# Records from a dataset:
------------------------------------------------------------
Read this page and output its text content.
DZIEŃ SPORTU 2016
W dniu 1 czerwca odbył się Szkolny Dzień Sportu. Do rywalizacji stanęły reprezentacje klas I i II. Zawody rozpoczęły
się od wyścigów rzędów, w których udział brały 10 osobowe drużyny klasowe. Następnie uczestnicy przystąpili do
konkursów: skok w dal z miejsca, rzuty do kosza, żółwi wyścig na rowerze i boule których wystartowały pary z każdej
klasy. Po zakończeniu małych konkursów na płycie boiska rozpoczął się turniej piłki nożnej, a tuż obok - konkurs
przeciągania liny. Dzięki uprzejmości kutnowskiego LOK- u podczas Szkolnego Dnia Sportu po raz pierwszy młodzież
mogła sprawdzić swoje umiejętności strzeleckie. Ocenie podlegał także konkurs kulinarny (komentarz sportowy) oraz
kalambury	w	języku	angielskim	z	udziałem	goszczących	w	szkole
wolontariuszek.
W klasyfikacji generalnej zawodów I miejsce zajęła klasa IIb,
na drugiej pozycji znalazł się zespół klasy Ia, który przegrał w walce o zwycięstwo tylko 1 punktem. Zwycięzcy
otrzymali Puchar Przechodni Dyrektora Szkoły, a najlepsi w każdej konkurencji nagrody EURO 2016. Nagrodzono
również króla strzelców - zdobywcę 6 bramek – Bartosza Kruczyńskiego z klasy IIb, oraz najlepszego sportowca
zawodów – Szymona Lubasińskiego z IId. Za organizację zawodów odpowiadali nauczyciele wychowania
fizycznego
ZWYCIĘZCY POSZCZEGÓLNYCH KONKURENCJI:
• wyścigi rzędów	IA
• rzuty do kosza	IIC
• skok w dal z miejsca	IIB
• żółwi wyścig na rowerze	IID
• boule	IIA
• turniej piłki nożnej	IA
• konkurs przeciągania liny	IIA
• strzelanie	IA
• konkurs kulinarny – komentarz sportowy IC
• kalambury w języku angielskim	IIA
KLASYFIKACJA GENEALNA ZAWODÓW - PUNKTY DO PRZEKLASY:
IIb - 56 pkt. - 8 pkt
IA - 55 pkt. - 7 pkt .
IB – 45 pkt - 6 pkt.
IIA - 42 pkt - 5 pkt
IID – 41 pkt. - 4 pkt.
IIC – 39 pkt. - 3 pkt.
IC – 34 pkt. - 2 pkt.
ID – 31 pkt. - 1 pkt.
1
------------------------------------------------------------
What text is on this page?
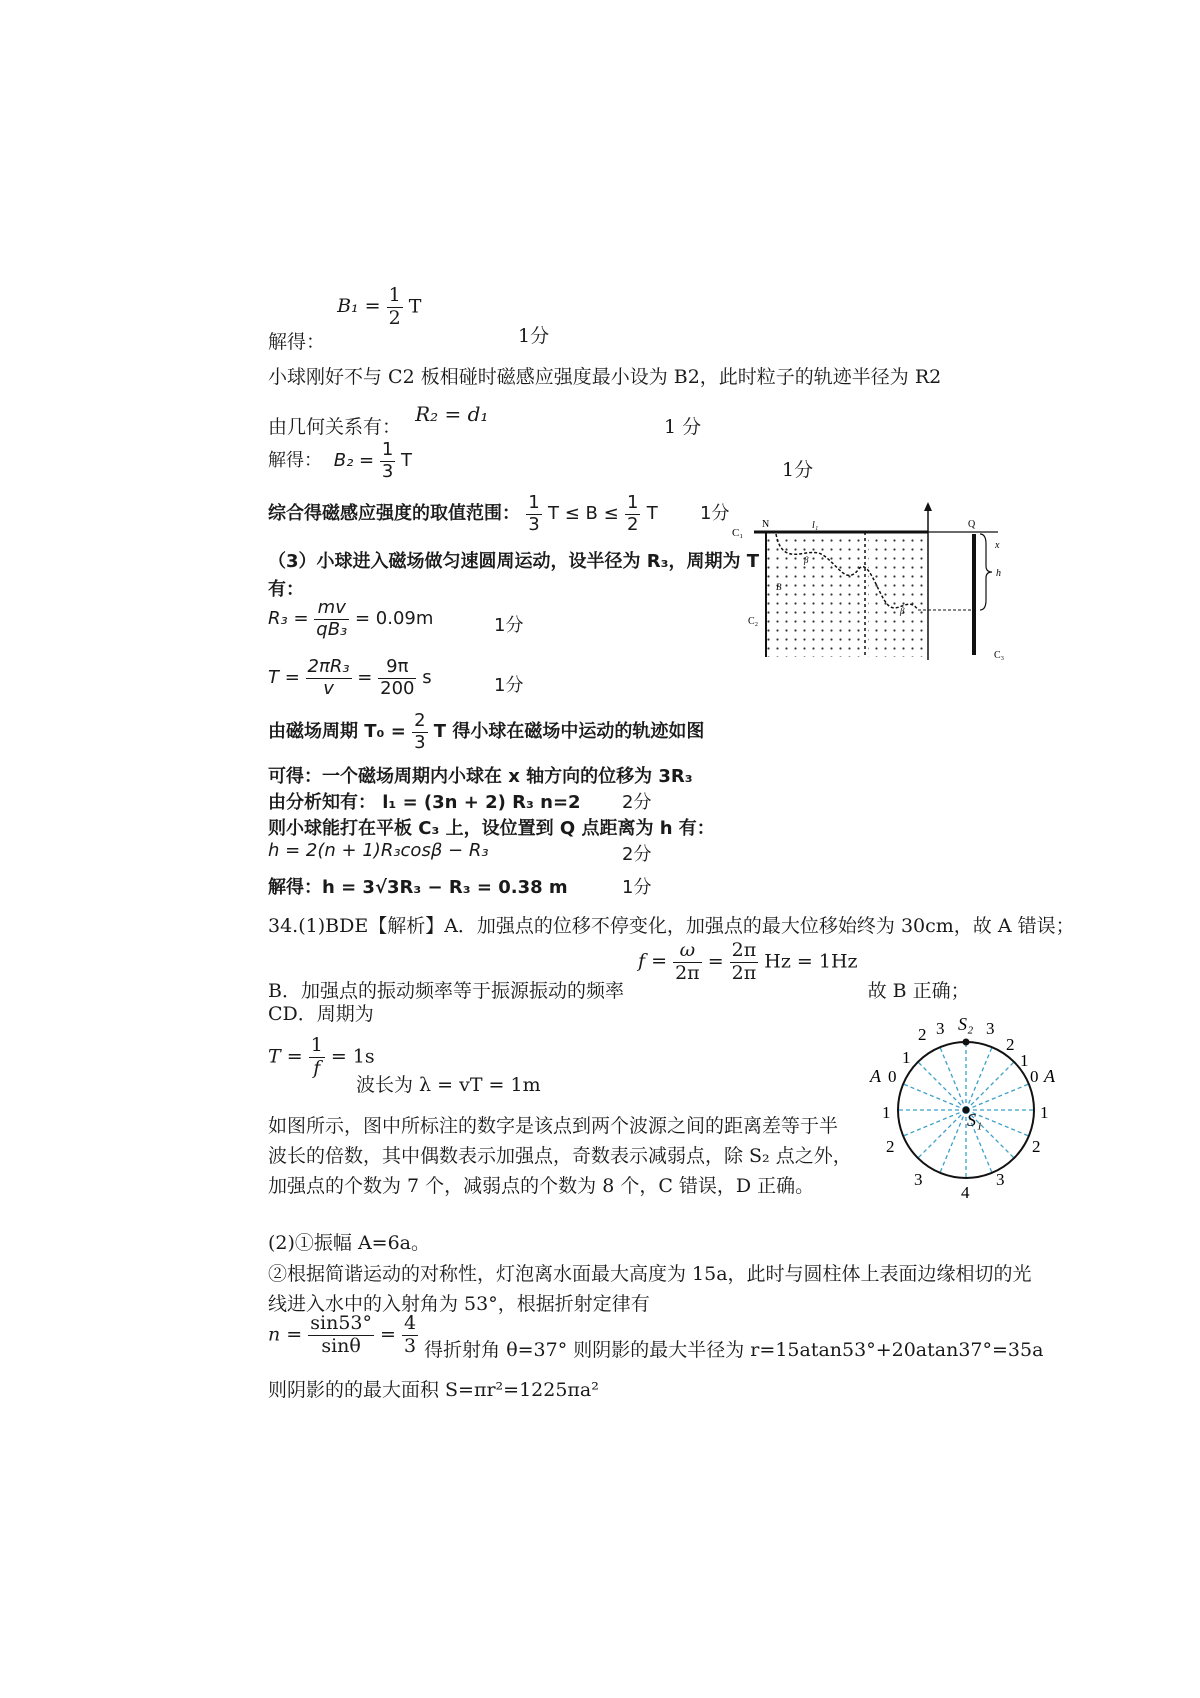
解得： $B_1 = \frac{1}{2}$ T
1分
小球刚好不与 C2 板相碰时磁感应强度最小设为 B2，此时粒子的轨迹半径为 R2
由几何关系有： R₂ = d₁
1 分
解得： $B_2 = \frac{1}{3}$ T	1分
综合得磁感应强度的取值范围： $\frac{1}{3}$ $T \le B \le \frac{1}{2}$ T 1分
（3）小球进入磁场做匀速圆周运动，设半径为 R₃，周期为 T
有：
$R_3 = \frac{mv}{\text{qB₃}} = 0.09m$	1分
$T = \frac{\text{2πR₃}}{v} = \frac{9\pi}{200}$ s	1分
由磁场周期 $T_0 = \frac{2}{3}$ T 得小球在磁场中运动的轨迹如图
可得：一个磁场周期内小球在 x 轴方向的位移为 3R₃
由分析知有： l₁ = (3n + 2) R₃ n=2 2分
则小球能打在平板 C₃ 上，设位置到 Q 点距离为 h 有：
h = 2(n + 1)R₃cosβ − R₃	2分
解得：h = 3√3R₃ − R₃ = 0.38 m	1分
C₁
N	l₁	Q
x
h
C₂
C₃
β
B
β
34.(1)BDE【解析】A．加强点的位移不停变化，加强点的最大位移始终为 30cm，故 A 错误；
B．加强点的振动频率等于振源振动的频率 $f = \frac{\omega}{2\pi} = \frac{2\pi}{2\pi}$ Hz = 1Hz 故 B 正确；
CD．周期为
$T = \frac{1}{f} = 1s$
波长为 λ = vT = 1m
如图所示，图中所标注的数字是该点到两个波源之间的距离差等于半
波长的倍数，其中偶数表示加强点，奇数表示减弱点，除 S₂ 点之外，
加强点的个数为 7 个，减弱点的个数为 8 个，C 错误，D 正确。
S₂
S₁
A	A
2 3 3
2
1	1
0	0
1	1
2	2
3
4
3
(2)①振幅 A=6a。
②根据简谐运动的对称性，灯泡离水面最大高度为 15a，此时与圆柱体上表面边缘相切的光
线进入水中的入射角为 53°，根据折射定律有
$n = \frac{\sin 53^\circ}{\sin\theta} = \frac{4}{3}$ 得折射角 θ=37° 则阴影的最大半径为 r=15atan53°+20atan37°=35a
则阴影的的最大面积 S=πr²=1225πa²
------------------------------------------------------------
# TASK:
Report all lines of the data that include the word "rzuty".

# ANSWER TO THE TASK:
konkursów: skok w dal z miejsca, rzuty do kosza, żółwi wyścig na rowerze i boule których wystartowały pary z każdej
• rzuty do kosza	IIC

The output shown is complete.